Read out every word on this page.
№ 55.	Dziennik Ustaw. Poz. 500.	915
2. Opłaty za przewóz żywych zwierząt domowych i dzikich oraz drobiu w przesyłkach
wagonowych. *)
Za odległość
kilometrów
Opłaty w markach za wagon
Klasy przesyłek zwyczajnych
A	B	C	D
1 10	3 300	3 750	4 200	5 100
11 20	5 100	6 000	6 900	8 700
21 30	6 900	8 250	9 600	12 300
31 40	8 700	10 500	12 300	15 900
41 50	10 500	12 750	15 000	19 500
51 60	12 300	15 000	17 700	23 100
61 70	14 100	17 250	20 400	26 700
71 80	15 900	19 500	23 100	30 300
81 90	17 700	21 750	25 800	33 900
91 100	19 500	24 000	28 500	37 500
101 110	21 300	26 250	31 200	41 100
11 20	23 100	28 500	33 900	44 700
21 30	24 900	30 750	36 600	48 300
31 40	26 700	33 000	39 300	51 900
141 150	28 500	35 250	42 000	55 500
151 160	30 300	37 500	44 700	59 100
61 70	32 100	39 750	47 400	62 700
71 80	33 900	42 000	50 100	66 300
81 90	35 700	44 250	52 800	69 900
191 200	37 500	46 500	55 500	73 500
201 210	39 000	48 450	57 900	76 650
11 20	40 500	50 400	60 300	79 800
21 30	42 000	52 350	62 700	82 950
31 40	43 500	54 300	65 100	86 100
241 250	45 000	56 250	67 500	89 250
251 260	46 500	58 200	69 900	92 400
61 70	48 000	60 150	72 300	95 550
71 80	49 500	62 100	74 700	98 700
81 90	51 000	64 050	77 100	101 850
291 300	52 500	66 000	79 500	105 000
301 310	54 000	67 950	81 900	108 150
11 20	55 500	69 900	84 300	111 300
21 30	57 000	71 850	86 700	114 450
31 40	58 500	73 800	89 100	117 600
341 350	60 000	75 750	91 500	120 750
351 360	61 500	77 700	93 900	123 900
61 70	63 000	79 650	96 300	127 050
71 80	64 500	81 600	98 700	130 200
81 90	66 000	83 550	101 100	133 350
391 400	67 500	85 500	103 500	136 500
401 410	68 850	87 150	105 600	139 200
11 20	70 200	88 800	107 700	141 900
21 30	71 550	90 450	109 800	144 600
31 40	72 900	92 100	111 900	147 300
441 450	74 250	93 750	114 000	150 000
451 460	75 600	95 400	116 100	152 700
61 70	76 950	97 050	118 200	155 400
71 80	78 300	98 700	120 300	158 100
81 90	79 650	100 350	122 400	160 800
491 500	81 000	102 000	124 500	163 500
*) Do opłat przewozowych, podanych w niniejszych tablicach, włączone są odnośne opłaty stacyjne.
━━━━━━━━━━━━━━━━
**What you have to do:** Output each entry precisely as given.

**Solution to this exercise:**
Read out every word on this page.
№ 55.	Dziennik Ustaw. Poz. 500.	915
2. Opłaty za przewóz żywych zwierząt domowych i dzikich oraz drobiu w przesyłkach
wagonowych. *)
Za odległość
kilometrów
Opłaty w markach za wagon
Klasy przesyłek zwyczajnych
A	B	C	D
1 10	3 300	3 750	4 200	5 100
11 20	5 100	6 000	6 900	8 700
21 30	6 900	8 250	9 600	12 300
31 40	8 700	10 500	12 300	15 900
41 50	10 500	12 750	15 000	19 500
51 60	12 300	15 000	17 700	23 100
61 70	14 100	17 250	20 400	26 700
71 80	15 900	19 500	23 100	30 300
81 90	17 700	21 750	25 800	33 900
91 100	19 500	24 000	28 500	37 500
101 110	21 300	26 250	31 200	41 100
11 20	23 100	28 500	33 900	44 700
21 30	24 900	30 750	36 600	48 300
31 40	26 700	33 000	39 300	51 900
141 150	28 500	35 250	42 000	55 500
151 160	30 300	37 500	44 700	59 100
61 70	32 100	39 750	47 400	62 700
71 80	33 900	42 000	50 100	66 300
81 90	35 700	44 250	52 800	69 900
191 200	37 500	46 500	55 500	73 500
201 210	39 000	48 450	57 900	76 650
11 20	40 500	50 400	60 300	79 800
21 30	42 000	52 350	62 700	82 950
31 40	43 500	54 300	65 100	86 100
241 250	45 000	56 250	67 500	89 250
251 260	46 500	58 200	69 900	92 400
61 70	48 000	60 150	72 300	95 550
71 80	49 500	62 100	74 700	98 700
81 90	51 000	64 050	77 100	101 850
291 300	52 500	66 000	79 500	105 000
301 310	54 000	67 950	81 900	108 150
11 20	55 500	69 900	84 300	111 300
21 30	57 000	71 850	86 700	114 450
31 40	58 500	73 800	89 100	117 600
341 350	60 000	75 750	91 500	120 750
351 360	61 500	77 700	93 900	123 900
61 70	63 000	79 650	96 300	127 050
71 80	64 500	81 600	98 700	130 200
81 90	66 000	83 550	101 100	133 350
391 400	67 500	85 500	103 500	136 500
401 410	68 850	87 150	105 600	139 200
11 20	70 200	88 800	107 700	141 900
21 30	71 550	90 450	109 800	144 600
31 40	72 900	92 100	111 900	147 300
441 450	74 250	93 750	114 000	150 000
451 460	75 600	95 400	116 100	152 700
61 70	76 950	97 050	118 200	155 400
71 80	78 300	98 700	120 300	158 100
81 90	79 650	100 350	122 400	160 800
491 500	81 000	102 000	124 500	163 500
*) Do opłat przewozowych, podanych w niniejszych tablicach, włączone są odnośne opłaty stacyjne.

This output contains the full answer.